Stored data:
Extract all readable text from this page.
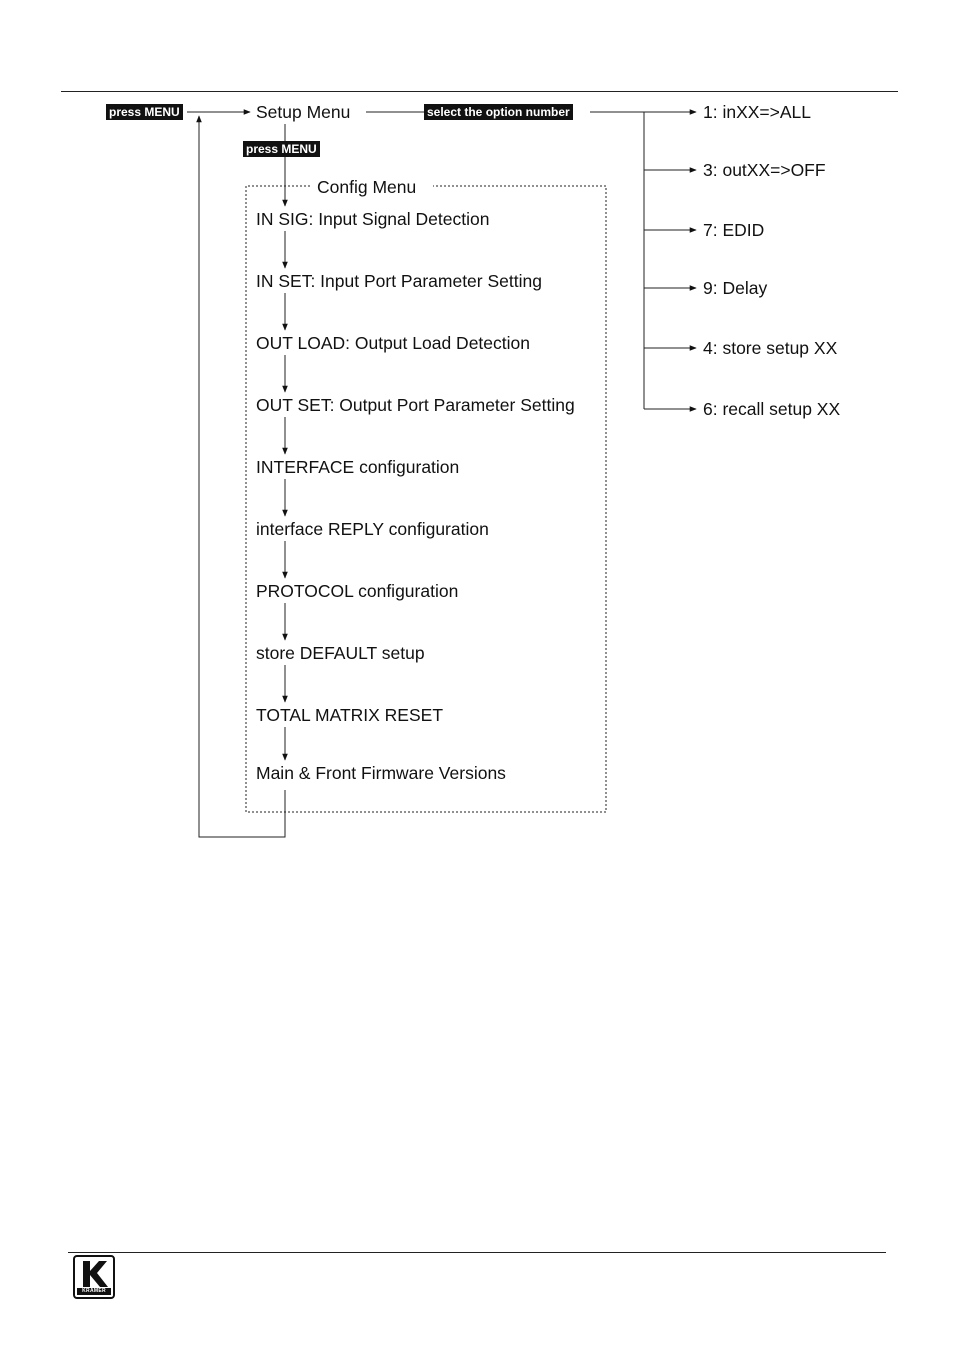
press MENU	Setup Menu	select the option number
press MENU
Config Menu
1: inXX=>ALL
3: outXX=>OFF
7: EDID
9: Delay
4: store setup XX
6: recall setup XX
IN SIG: Input Signal Detection
IN SET: Input Port Parameter Setting
OUT LOAD: Output Load Detection
OUT SET: Output Port Parameter Setting
INTERFACE configuration
interface REPLY configuration
PROTOCOL configuration
store DEFAULT setup
TOTAL MATRIX RESET
Main & Front Firmware Versions
KRAMER
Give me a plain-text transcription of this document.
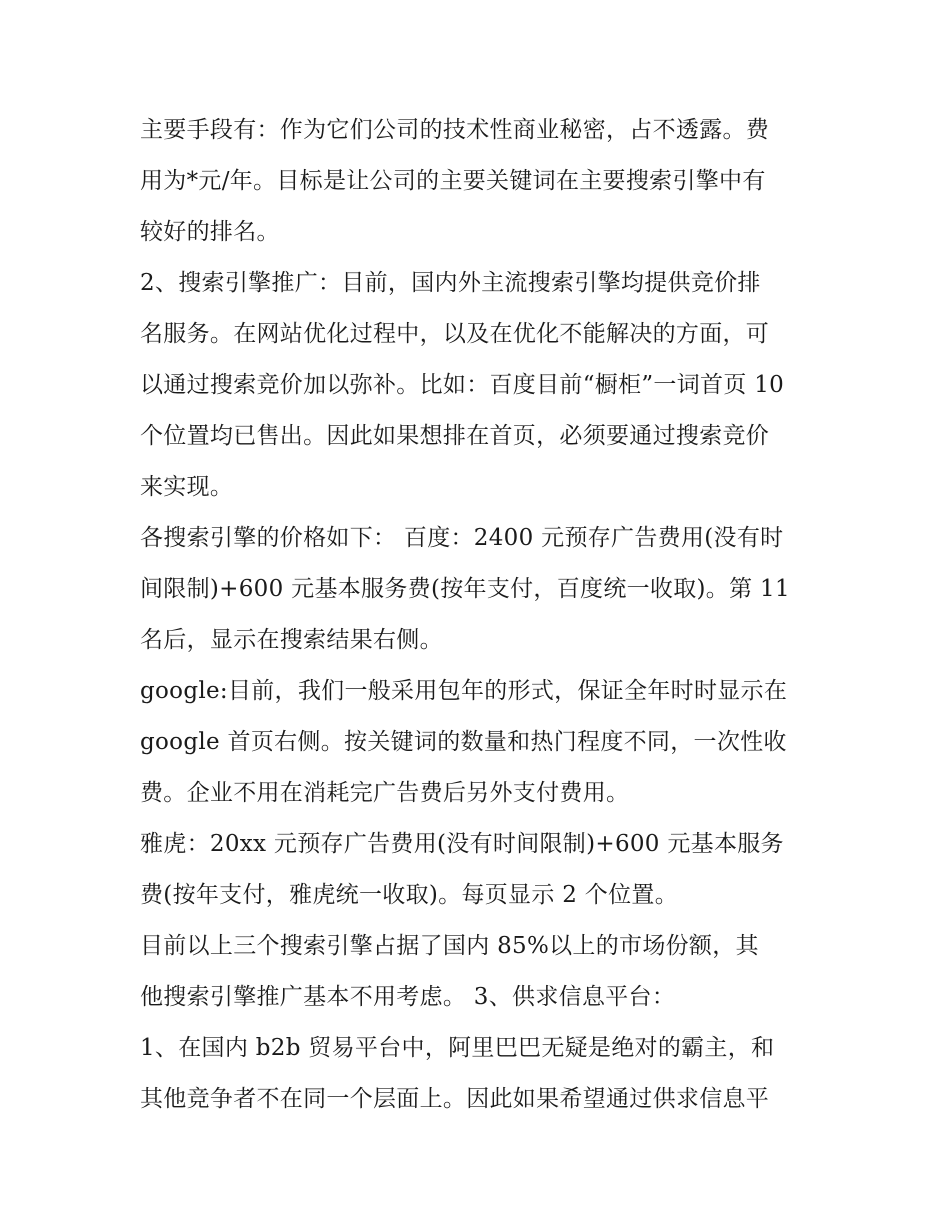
主要手段有：作为它们公司的技术性商业秘密，占不透露。费
用为*元/年。目标是让公司的主要关键词在主要搜索引擎中有
较好的排名。
2、搜索引擎推广：目前，国内外主流搜索引擎均提供竞价排
名服务。在网站优化过程中，以及在优化不能解决的方面，可
以通过搜索竞价加以弥补。比如：百度目前“橱柜”一词首页 10
个位置均已售出。因此如果想排在首页，必须要通过搜索竞价
来实现。
各搜索引擎的价格如下： 百度：2400 元预存广告费用(没有时
间限制)+600 元基本服务费(按年支付，百度统一收取)。第 11
名后，显示在搜索结果右侧。
google:目前，我们一般采用包年的形式，保证全年时时显示在
google 首页右侧。按关键词的数量和热门程度不同，一次性收
费。企业不用在消耗完广告费后另外支付费用。
雅虎：20xx 元预存广告费用(没有时间限制)+600 元基本服务
费(按年支付，雅虎统一收取)。每页显示 2 个位置。
目前以上三个搜索引擎占据了国内 85%以上的市场份额，其
他搜索引擎推广基本不用考虑。 3、供求信息平台：
1、在国内 b2b 贸易平台中，阿里巴巴无疑是绝对的霸主，和
其他竞争者不在同一个层面上。因此如果希望通过供求信息平
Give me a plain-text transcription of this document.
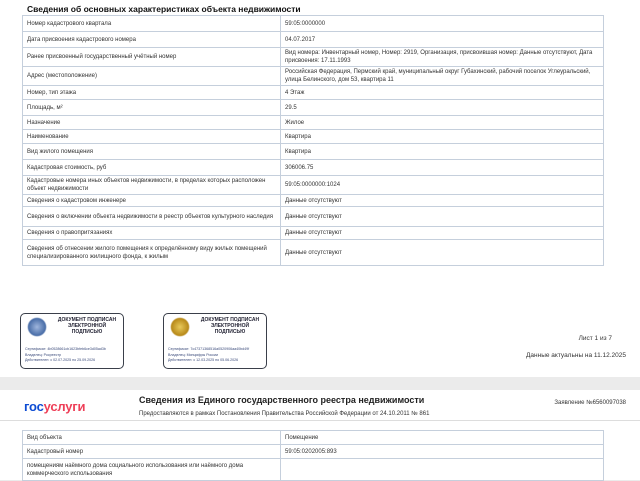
Сведения об основных характеристиках объекта недвижимости
Номер кадастрового квартала	59:05:0000000
Дата присвоения кадастрового номера	04.07.2017
Ранее присвоенный государственный учётный номер	Вид номера: Инвентарный номер, Номер: 2919, Организация, присвоившая номер: Данные отсутствуют, Дата присвоения: 17.11.1993
Адрес (местоположение)	Российская Федерация, Пермский край, муниципальный округ Губахинский, рабочий поселок Углеуральский, улица Белинского, дом 53, квартира 11
Номер, тип этажа	4 Этаж
Площадь, м²	29.5
Назначение	Жилое
Наименование	Квартира
Вид жилого помещения	Квартира
Кадастровая стоимость, руб	306006.75
Кадастровые номера иных объектов недвижимости, в пределах которых расположен объект недвижимости	59:05:0000000:1024
Сведения о кадастровом инженере	Данные отсутствуют
Сведения о включении объекта недвижимости в реестр объектов культурного наследия	Данные отсутствуют
Сведения о правопритязаниях	Данные отсутствуют
Сведения об отнесении жилого помещения к определённому виду жилых помещений специализированного жилищного фонда, к жилым	Данные отсутствуют
ДОКУМЕНТ ПОДПИСАН ЭЛЕКТРОННОЙ ПОДПИСЬЮ
Сертификат: 4b0528661cb1623bfeb6ce3d05ad3b
Владелец: Росреестр
Действителен: с 02.07.2025 по 25.09.2026
ДОКУМЕНТ ПОДПИСАН ЭЛЕКТРОННОЙ ПОДПИСЬЮ
Сертификат: 7c47371368516a0520906aa40bd49f
Владелец: Минцифры России
Действителен: с 12.03.2025 по 05.06.2026
Лист 1 из 7
Данные актуальны на 11.12.2025
госуслуги	Сведения из Единого государственного реестра недвижимости
Предоставляются в рамках Постановления Правительства Российской Федерации от 24.10.2011 № 861
Заявление №6560097038
Вид объекта	Помещение
Кадастровый номер	59:05:0202005:893
помещениям наёмного дома социального использования или наёмного дома коммерческого использования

== The exercise ==
Pick out all lines from the data above in which the word "объектов" appears.

== Answer below ==
Кадастровые номера иных объектов недвижимости, в пределах которых расположен объект недвижимости	59:05:0000000:1024
Сведения о включении объекта недвижимости в реестр объектов культурного наследия	Данные отсутствуют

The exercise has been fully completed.